- _Data listing_
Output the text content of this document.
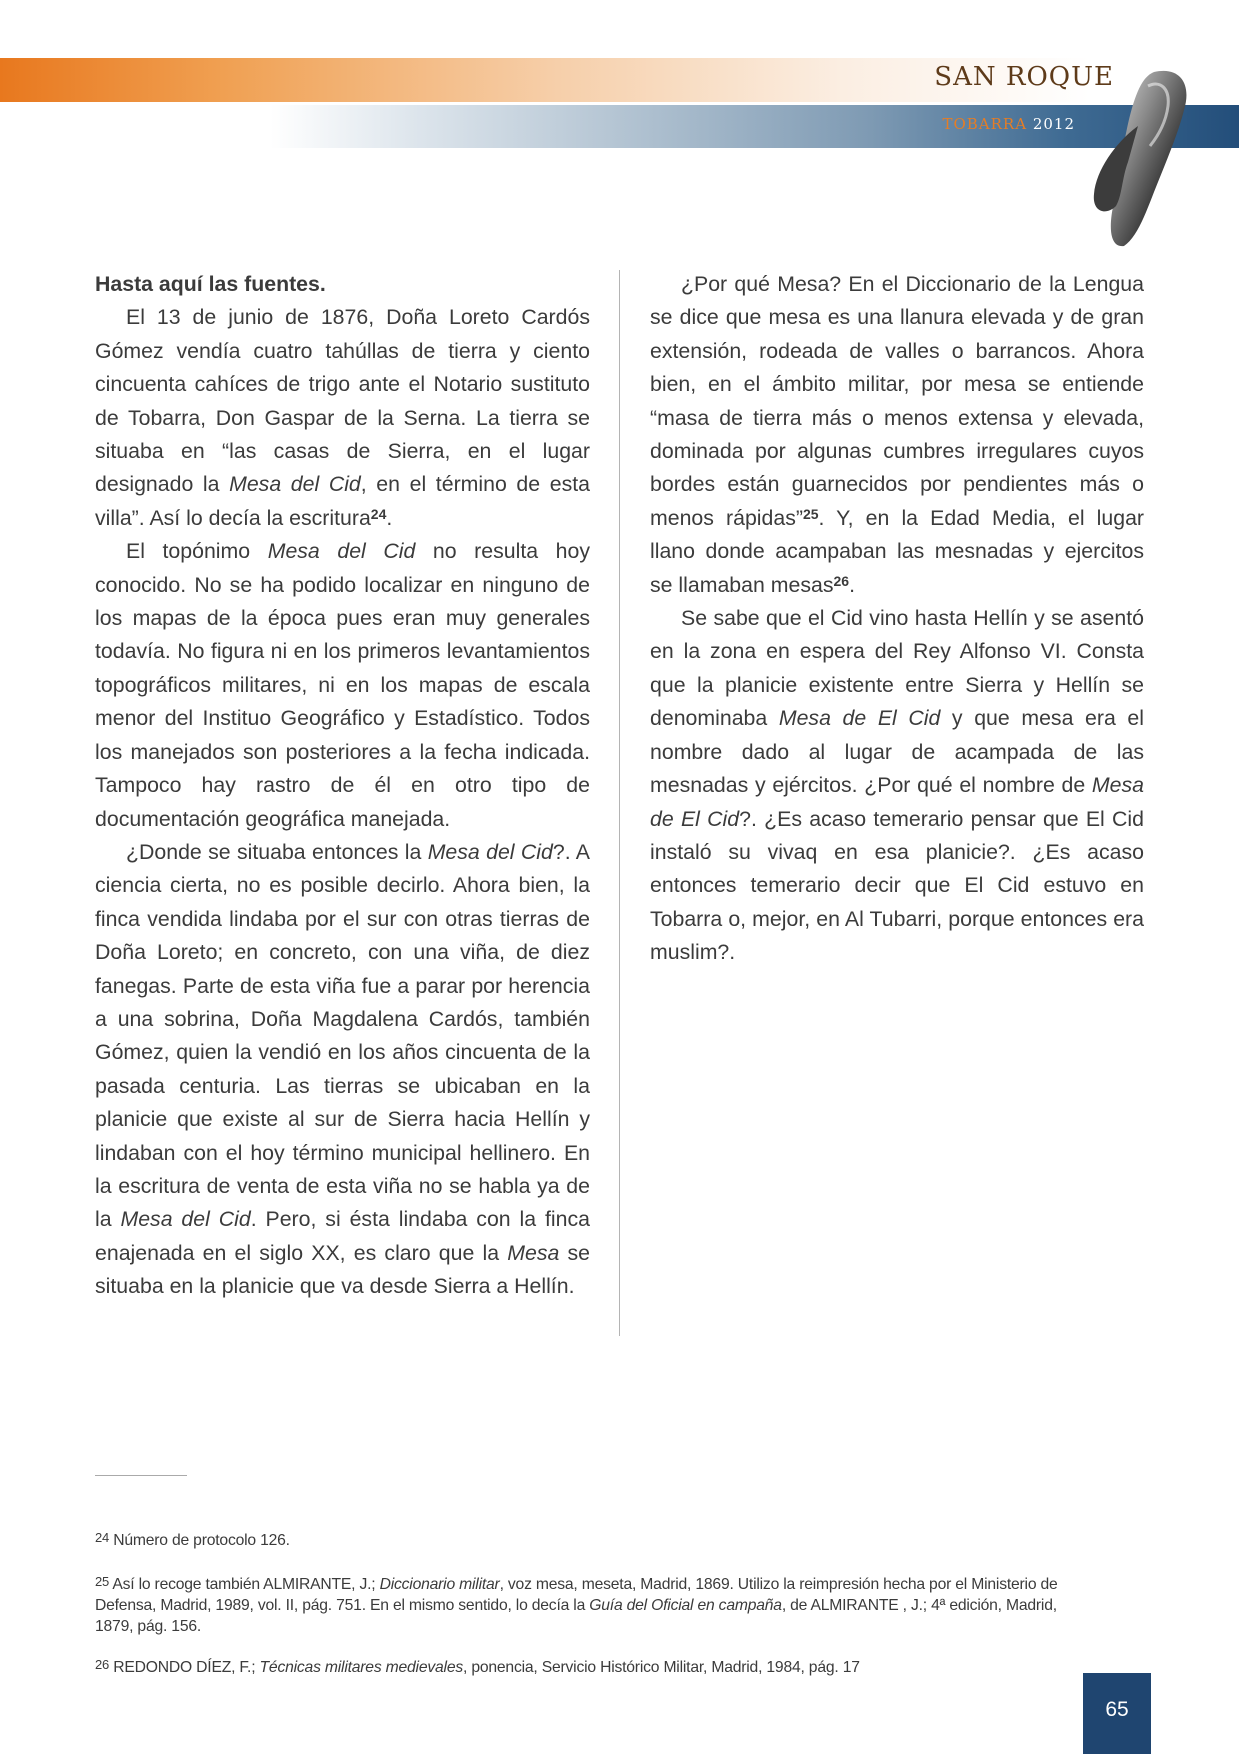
SAN ROQUE
TOBARRA 2012

Hasta aquí las fuentes.

El 13 de junio de 1876, Doña Loreto Cardós Gómez vendía cuatro tahúllas de tierra y ciento cincuenta cahíces de trigo ante el Notario sustituto de Tobarra, Don Gaspar de la Serna. La tierra se situaba en “las casas de Sierra, en el lugar designado la Mesa del Cid, en el término de esta villa”. Así lo decía la escritura$^{24}$.

El topónimo Mesa del Cid no resulta hoy conocido. No se ha podido localizar en ninguno de los mapas de la época pues eran muy generales todavía. No figura ni en los primeros levantamientos topográficos militares, ni en los mapas de escala menor del Instituo Geográfico y Estadístico. Todos los manejados son posteriores a la fecha indicada. Tampoco hay rastro de él en otro tipo de documentación geográfica manejada.

¿Donde se situaba entonces la Mesa del Cid?. A ciencia cierta, no es posible decirlo. Ahora bien, la finca vendida lindaba por el sur con otras tierras de Doña Loreto; en concreto, con una viña, de diez fanegas. Parte de esta viña fue a parar por herencia a una sobrina, Doña Magdalena Cardós, también Gómez, quien la vendió en los años cincuenta de la pasada centuria. Las tierras se ubicaban en la planicie que existe al sur de Sierra hacia Hellín y lindaban con el hoy término municipal hellinero. En la escritura de venta de esta viña no se habla ya de la Mesa del Cid. Pero, si ésta lindaba con la finca enajenada en el siglo XX, es claro que la Mesa se situaba en la planicie que va desde Sierra a Hellín.

¿Por qué Mesa? En el Diccionario de la Lengua se dice que mesa es una llanura elevada y de gran extensión, rodeada de valles o barrancos. Ahora bien, en el ámbito militar, por mesa se entiende “masa de tierra más o menos extensa y elevada, dominada por algunas cumbres irregulares cuyos bordes están guarnecidos por pendientes más o menos rápidas”$^{25}$. Y, en la Edad Media, el lugar llano donde acampaban las mesnadas y ejercitos se llamaban mesas$^{26}$.

Se sabe que el Cid vino hasta Hellín y se asentó en la zona en espera del Rey Alfonso VI. Consta que la planicie existente entre Sierra y Hellín se denominaba Mesa de El Cid y que mesa era el nombre dado al lugar de acampada de las mesnadas y ejércitos. ¿Por qué el nombre de Mesa de El Cid?. ¿Es acaso temerario pensar que El Cid instaló su vivaq en esa planicie?. ¿Es acaso entonces temerario decir que El Cid estuvo en Tobarra o, mejor, en Al Tubarri, porque entonces era muslim?.

$^{24}$ Número de protocolo 126.
$^{25}$ Así lo recoge también ALMIRANTE, J.; Diccionario militar, voz mesa, meseta, Madrid, 1869. Utilizo la reimpresión hecha por el Ministerio de Defensa, Madrid, 1989, vol. II, pág. 751. En el mismo sentido, lo decía la Guía del Oficial en campaña, de ALMIRANTE , J.; 4ª edición, Madrid, 1879, pág. 156.
$^{26}$ REDONDO DÍEZ, F.; Técnicas militares medievales, ponencia, Servicio Histórico Militar, Madrid, 1984, pág. 17
65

- _Aim_
Leave out the pictures and give the listing above again exactly.

- _Final answer_
Output the text content of this document.
SAN ROQUE
TOBARRA 2012

Hasta aquí las fuentes.

El 13 de junio de 1876, Doña Loreto Cardós Gómez vendía cuatro tahúllas de tierra y ciento cincuenta cahíces de trigo ante el Notario sustituto de Tobarra, Don Gaspar de la Serna. La tierra se situaba en “las casas de Sierra, en el lugar designado la Mesa del Cid, en el término de esta villa”. Así lo decía la escritura$^{24}$.

El topónimo Mesa del Cid no resulta hoy conocido. No se ha podido localizar en ninguno de los mapas de la época pues eran muy generales todavía. No figura ni en los primeros levantamientos topográficos militares, ni en los mapas de escala menor del Instituo Geográfico y Estadístico. Todos los manejados son posteriores a la fecha indicada. Tampoco hay rastro de él en otro tipo de documentación geográfica manejada.

¿Donde se situaba entonces la Mesa del Cid?. A ciencia cierta, no es posible decirlo. Ahora bien, la finca vendida lindaba por el sur con otras tierras de Doña Loreto; en concreto, con una viña, de diez fanegas. Parte de esta viña fue a parar por herencia a una sobrina, Doña Magdalena Cardós, también Gómez, quien la vendió en los años cincuenta de la pasada centuria. Las tierras se ubicaban en la planicie que existe al sur de Sierra hacia Hellín y lindaban con el hoy término municipal hellinero. En la escritura de venta de esta viña no se habla ya de la Mesa del Cid. Pero, si ésta lindaba con la finca enajenada en el siglo XX, es claro que la Mesa se situaba en la planicie que va desde Sierra a Hellín.

¿Por qué Mesa? En el Diccionario de la Lengua se dice que mesa es una llanura elevada y de gran extensión, rodeada de valles o barrancos. Ahora bien, en el ámbito militar, por mesa se entiende “masa de tierra más o menos extensa y elevada, dominada por algunas cumbres irregulares cuyos bordes están guarnecidos por pendientes más o menos rápidas”$^{25}$. Y, en la Edad Media, el lugar llano donde acampaban las mesnadas y ejercitos se llamaban mesas$^{26}$.

Se sabe que el Cid vino hasta Hellín y se asentó en la zona en espera del Rey Alfonso VI. Consta que la planicie existente entre Sierra y Hellín se denominaba Mesa de El Cid y que mesa era el nombre dado al lugar de acampada de las mesnadas y ejércitos. ¿Por qué el nombre de Mesa de El Cid?. ¿Es acaso temerario pensar que El Cid instaló su vivaq en esa planicie?. ¿Es acaso entonces temerario decir que El Cid estuvo en Tobarra o, mejor, en Al Tubarri, porque entonces era muslim?.

$^{24}$ Número de protocolo 126.
$^{25}$ Así lo recoge también ALMIRANTE, J.; Diccionario militar, voz mesa, meseta, Madrid, 1869. Utilizo la reimpresión hecha por el Ministerio de Defensa, Madrid, 1989, vol. II, pág. 751. En el mismo sentido, lo decía la Guía del Oficial en campaña, de ALMIRANTE , J.; 4ª edición, Madrid, 1879, pág. 156.
$^{26}$ REDONDO DÍEZ, F.; Técnicas militares medievales, ponencia, Servicio Histórico Militar, Madrid, 1984, pág. 17
65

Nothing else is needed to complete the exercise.